## AIM
Tally the lines holding the word "connection" and state the count by itself.

## START RECORD LIST

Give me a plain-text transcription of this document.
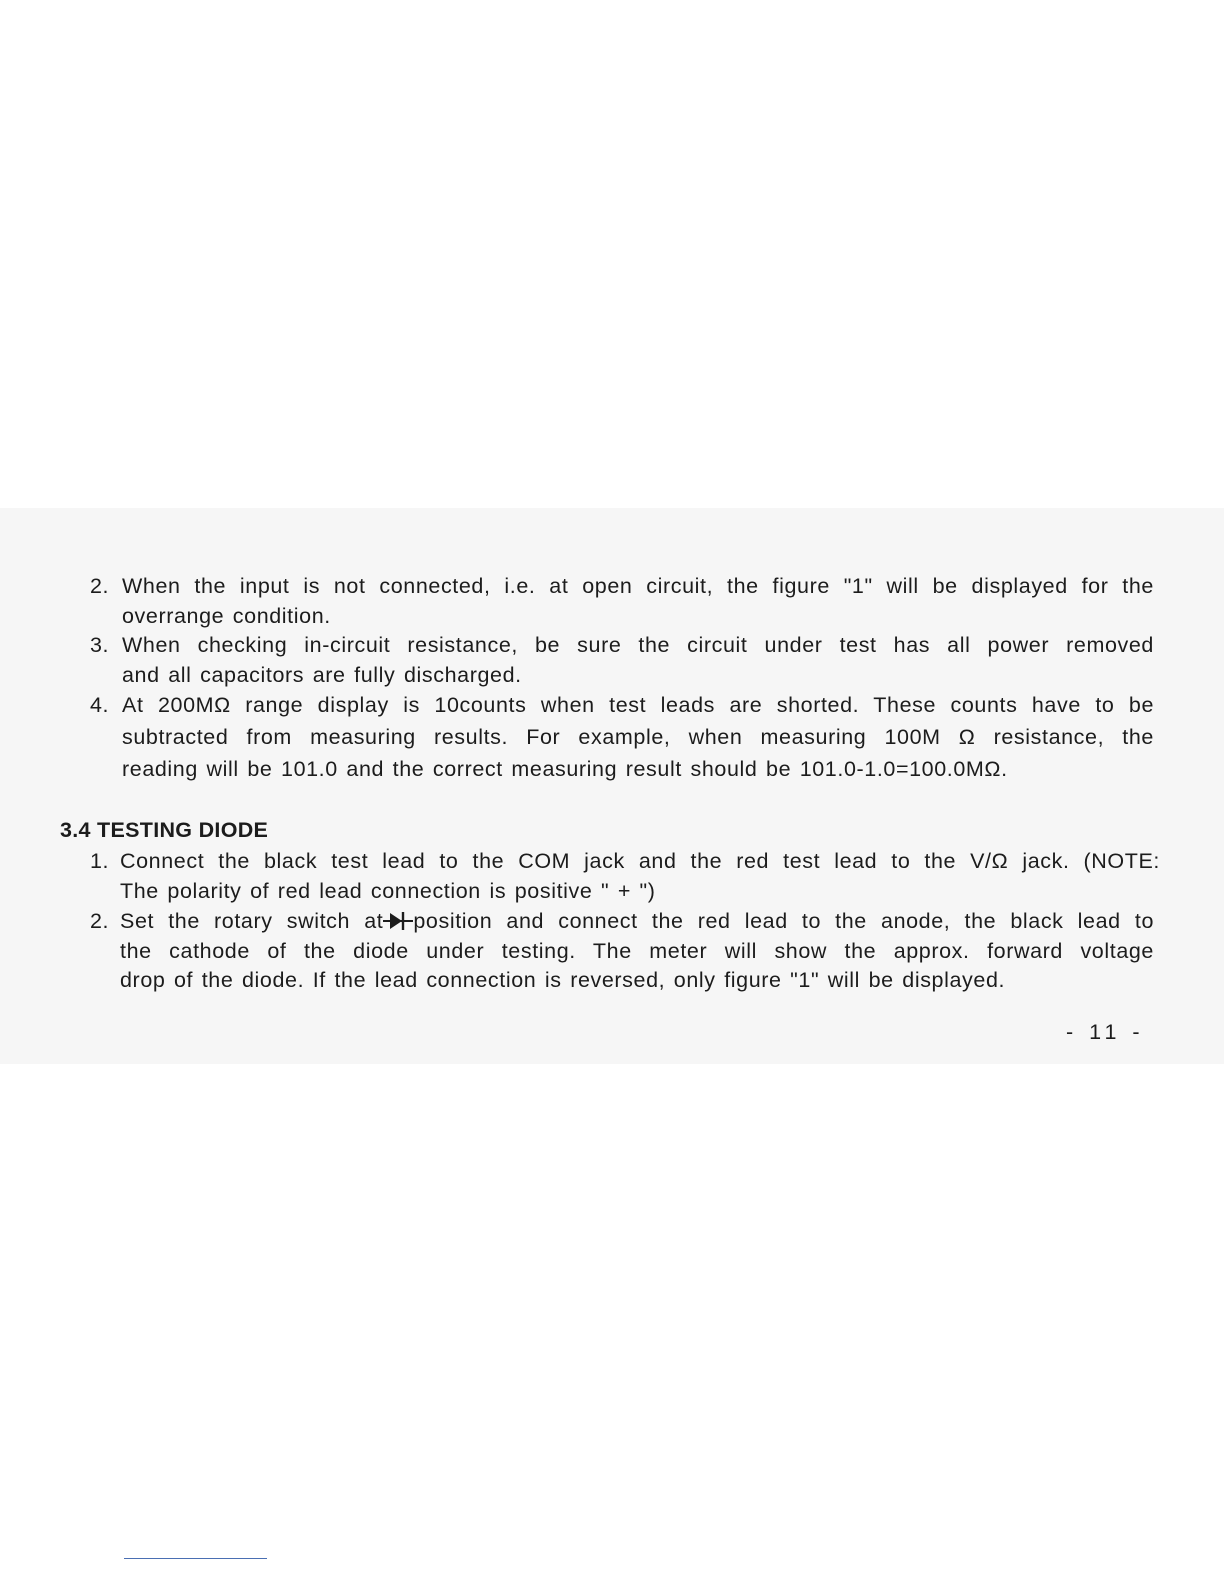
2. When the input is not connected, i.e. at open circuit, the figure "1" will be displayed for the
overrange condition.
3. When checking in-circuit resistance, be sure the circuit under test has all power removed
and all capacitors are fully discharged.
4. At 200MΩ range display is 10counts when test leads are shorted. These counts have to be
subtracted from measuring results. For example, when measuring 100M Ω resistance, the
reading will be 101.0 and the correct measuring result should be 101.0-1.0=100.0MΩ.
3.4 TESTING DIODE
1. Connect the black test lead to the COM jack and the red test lead to the V/Ω jack. (NOTE:
The polarity of red lead connection is positive " + ")
2. Set the rotary switch at position and connect the red lead to the anode, the black lead to
the cathode of the diode under testing. The meter will show the approx. forward voltage
drop of the diode. If the lead connection is reversed, only figure "1" will be displayed.
- 11 -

## END RECORD LIST

## WORKED SOLUTION
2